Task.
Pull out every line from the listing that has the word "relative".
++++ Data shown
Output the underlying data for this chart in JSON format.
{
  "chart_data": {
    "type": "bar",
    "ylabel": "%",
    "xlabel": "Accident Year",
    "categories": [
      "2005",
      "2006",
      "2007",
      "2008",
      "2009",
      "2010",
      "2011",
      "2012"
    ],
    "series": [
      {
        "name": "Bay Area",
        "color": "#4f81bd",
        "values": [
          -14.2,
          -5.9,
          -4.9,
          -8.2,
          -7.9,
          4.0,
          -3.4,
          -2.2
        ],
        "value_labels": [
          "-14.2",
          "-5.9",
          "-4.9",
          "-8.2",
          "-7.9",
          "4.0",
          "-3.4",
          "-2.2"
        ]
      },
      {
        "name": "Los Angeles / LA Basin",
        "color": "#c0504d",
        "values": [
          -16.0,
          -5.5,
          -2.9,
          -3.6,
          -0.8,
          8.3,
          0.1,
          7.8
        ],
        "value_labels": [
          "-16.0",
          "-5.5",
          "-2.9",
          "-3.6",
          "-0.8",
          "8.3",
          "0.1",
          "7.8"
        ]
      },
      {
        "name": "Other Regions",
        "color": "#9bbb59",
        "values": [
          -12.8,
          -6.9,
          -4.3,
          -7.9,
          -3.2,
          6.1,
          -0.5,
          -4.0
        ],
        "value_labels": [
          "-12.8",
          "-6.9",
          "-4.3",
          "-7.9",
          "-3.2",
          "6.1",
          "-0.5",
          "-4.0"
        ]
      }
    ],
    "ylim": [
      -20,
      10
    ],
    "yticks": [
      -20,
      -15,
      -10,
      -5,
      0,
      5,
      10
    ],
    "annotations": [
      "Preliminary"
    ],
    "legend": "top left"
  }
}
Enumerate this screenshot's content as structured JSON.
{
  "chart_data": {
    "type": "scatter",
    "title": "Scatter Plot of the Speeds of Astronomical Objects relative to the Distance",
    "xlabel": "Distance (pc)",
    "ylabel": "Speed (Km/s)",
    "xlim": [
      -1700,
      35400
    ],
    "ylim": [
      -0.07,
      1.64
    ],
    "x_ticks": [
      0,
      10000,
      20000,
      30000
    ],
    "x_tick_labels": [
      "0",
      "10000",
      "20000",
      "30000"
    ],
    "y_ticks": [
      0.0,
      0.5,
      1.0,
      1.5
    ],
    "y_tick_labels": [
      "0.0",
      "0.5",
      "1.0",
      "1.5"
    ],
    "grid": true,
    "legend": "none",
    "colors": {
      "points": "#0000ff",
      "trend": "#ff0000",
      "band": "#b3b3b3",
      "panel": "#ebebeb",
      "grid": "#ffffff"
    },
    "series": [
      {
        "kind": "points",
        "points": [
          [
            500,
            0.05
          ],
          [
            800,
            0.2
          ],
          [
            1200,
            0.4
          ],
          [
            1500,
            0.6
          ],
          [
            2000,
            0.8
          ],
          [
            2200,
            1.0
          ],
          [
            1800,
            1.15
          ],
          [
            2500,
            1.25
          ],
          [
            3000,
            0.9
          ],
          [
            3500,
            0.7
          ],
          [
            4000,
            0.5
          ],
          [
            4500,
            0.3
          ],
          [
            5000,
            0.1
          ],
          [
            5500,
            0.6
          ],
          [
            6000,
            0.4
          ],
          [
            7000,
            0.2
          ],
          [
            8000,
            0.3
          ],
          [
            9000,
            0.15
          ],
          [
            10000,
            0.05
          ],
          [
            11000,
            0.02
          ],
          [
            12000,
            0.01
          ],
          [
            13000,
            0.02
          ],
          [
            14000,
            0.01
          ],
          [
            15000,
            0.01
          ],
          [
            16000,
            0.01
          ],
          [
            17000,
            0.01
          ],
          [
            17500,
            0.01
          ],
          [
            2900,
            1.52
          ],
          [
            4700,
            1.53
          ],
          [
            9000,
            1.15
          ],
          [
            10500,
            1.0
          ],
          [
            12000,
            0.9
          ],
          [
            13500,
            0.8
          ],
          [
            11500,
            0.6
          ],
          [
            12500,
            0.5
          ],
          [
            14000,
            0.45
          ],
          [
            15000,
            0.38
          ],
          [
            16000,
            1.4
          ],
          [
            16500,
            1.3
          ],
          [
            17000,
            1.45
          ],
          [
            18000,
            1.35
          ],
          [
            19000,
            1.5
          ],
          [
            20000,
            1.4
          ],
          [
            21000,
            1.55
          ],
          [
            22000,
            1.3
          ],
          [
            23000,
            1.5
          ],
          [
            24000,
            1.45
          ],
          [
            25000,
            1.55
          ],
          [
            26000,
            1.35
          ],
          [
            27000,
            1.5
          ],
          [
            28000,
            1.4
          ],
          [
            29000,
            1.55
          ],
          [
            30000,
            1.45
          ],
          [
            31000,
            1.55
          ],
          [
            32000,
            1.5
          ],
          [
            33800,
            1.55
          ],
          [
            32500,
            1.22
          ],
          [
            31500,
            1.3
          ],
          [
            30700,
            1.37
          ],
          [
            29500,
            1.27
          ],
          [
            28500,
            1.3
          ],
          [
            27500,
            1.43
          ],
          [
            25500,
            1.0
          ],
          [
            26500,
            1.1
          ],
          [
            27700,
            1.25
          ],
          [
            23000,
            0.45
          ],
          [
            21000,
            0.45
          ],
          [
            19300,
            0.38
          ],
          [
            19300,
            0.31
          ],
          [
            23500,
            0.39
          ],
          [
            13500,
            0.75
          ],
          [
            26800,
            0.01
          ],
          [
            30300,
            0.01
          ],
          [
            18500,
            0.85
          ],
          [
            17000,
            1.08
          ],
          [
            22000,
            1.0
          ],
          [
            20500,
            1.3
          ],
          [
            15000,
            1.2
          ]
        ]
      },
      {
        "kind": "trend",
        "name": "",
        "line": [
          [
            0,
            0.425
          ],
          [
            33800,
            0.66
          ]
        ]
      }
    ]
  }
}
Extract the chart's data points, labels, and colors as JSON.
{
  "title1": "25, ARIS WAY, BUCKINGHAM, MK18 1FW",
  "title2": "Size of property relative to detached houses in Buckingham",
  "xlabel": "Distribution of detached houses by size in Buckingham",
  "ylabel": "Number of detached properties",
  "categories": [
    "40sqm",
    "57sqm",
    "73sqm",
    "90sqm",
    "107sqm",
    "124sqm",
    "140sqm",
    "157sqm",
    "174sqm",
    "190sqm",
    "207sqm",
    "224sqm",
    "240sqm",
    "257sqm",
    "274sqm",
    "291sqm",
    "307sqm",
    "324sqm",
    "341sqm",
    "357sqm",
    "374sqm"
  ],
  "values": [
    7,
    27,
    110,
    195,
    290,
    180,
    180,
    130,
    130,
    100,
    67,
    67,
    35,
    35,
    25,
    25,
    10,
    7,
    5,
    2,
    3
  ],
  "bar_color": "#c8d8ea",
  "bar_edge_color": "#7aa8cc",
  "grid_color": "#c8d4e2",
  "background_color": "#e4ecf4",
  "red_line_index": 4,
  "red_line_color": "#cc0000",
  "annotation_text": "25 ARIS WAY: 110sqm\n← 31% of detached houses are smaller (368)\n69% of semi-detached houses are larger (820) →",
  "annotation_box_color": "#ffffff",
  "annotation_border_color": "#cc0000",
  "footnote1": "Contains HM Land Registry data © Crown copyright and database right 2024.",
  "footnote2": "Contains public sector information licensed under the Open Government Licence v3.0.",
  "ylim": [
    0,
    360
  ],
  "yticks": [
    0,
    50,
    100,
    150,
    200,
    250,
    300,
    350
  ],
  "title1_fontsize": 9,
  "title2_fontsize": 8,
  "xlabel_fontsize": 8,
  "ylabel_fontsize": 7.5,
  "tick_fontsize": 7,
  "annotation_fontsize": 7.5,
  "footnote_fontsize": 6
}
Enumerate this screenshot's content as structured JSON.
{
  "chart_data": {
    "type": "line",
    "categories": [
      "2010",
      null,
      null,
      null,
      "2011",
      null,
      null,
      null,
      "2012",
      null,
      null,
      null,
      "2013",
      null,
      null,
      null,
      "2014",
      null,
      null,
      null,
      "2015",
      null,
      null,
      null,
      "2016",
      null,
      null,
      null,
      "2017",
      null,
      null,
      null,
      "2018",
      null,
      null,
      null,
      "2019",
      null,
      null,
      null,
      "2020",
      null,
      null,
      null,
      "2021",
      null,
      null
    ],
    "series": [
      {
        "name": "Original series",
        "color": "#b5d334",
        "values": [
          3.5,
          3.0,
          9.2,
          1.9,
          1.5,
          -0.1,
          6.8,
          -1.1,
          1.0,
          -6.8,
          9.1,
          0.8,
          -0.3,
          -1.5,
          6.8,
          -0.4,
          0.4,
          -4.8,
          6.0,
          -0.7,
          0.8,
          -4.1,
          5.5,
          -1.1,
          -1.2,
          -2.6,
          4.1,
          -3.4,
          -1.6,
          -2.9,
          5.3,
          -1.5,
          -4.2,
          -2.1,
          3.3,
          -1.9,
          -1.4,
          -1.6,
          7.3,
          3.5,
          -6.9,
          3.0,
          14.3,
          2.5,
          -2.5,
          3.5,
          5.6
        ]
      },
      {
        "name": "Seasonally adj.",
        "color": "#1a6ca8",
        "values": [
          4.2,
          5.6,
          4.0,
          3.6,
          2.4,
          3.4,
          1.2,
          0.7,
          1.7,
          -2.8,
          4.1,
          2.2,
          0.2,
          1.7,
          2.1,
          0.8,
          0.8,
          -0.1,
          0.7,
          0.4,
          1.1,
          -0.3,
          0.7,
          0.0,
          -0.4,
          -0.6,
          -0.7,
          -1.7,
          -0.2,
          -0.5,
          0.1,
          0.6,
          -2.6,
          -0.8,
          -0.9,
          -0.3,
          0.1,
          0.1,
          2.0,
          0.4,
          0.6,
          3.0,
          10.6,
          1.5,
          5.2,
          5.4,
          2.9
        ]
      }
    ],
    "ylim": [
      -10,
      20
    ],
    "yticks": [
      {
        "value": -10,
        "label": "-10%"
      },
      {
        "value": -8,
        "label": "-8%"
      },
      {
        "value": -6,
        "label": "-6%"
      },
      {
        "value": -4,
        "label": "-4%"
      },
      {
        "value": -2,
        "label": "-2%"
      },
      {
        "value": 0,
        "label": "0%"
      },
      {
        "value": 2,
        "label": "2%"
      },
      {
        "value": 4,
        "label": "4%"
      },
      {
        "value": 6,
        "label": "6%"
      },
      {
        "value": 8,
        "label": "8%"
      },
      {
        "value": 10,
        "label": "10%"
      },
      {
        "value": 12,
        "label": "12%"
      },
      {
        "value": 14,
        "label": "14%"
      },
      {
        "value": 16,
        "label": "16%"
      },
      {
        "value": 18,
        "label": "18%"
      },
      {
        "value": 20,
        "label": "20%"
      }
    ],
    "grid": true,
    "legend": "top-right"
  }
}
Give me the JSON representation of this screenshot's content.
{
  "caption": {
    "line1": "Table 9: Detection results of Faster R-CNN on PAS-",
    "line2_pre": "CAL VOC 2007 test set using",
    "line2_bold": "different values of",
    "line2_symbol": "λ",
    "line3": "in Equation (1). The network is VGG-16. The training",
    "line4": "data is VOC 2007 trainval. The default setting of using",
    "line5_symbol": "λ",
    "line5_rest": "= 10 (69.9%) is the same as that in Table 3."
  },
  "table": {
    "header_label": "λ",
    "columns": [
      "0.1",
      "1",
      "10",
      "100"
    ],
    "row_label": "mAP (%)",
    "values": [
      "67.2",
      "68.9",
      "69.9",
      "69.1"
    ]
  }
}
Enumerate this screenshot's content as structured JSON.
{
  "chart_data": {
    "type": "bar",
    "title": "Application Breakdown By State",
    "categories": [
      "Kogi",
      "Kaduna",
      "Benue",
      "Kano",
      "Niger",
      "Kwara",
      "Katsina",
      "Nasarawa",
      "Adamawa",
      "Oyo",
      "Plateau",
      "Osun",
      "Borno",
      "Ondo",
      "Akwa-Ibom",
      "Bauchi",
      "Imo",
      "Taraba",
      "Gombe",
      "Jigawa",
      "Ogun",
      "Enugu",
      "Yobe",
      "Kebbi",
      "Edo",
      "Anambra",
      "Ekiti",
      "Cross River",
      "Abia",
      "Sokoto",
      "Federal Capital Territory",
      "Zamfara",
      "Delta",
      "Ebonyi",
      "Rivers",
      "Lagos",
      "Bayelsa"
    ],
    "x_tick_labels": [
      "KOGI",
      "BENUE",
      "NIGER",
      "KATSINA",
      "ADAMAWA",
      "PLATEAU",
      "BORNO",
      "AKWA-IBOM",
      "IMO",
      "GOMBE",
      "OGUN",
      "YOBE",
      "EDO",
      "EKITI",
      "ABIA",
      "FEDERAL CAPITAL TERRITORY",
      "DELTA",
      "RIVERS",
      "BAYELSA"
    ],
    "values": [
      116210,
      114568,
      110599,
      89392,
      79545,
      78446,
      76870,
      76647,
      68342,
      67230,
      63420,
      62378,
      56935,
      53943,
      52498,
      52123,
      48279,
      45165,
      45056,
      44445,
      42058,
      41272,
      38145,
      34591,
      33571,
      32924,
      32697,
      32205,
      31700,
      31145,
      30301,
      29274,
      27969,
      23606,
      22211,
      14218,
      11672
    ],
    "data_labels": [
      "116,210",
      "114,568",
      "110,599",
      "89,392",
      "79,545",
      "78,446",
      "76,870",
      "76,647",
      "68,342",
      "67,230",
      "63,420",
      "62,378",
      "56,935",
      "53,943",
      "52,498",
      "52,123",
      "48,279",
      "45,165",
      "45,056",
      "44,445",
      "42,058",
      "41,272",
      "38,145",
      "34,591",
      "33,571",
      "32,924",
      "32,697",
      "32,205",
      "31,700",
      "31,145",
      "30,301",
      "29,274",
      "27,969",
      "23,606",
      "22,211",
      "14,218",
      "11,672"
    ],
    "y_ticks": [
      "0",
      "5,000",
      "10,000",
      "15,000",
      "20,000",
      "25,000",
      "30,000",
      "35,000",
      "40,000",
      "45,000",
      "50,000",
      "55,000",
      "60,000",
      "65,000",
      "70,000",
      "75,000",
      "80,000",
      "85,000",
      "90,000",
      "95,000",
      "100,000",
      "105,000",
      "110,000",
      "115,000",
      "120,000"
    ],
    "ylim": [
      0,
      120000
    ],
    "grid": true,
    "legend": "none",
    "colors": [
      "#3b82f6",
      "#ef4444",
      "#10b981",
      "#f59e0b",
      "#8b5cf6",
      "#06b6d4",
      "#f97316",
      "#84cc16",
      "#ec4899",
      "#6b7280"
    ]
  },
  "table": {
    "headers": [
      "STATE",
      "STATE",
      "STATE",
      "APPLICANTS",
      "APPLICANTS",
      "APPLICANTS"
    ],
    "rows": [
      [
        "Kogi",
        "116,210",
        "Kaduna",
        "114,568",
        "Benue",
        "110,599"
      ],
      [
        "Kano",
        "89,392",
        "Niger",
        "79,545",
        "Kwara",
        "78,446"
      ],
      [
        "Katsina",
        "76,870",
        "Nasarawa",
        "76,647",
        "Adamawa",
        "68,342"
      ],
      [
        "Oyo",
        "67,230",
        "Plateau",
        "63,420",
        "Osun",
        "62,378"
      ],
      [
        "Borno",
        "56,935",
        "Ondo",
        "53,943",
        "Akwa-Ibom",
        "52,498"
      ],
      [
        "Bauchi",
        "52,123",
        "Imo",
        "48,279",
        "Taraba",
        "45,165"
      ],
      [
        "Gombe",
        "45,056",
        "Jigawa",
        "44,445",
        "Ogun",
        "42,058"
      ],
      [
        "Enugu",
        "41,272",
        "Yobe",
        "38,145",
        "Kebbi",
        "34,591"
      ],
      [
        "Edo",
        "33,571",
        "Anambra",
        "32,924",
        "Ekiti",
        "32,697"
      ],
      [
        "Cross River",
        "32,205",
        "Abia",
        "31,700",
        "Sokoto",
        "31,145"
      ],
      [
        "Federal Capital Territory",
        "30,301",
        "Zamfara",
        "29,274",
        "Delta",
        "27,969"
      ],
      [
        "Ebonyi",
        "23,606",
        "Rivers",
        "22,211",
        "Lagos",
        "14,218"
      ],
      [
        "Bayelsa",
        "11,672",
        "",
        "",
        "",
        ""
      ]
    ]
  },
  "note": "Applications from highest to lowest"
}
++++++++
Written answer.
    "title": "Scatter Plot of the Speeds of Astronomical Objects relative to the Distance",
  "title2": "Size of property relative to detached houses in Buckingham",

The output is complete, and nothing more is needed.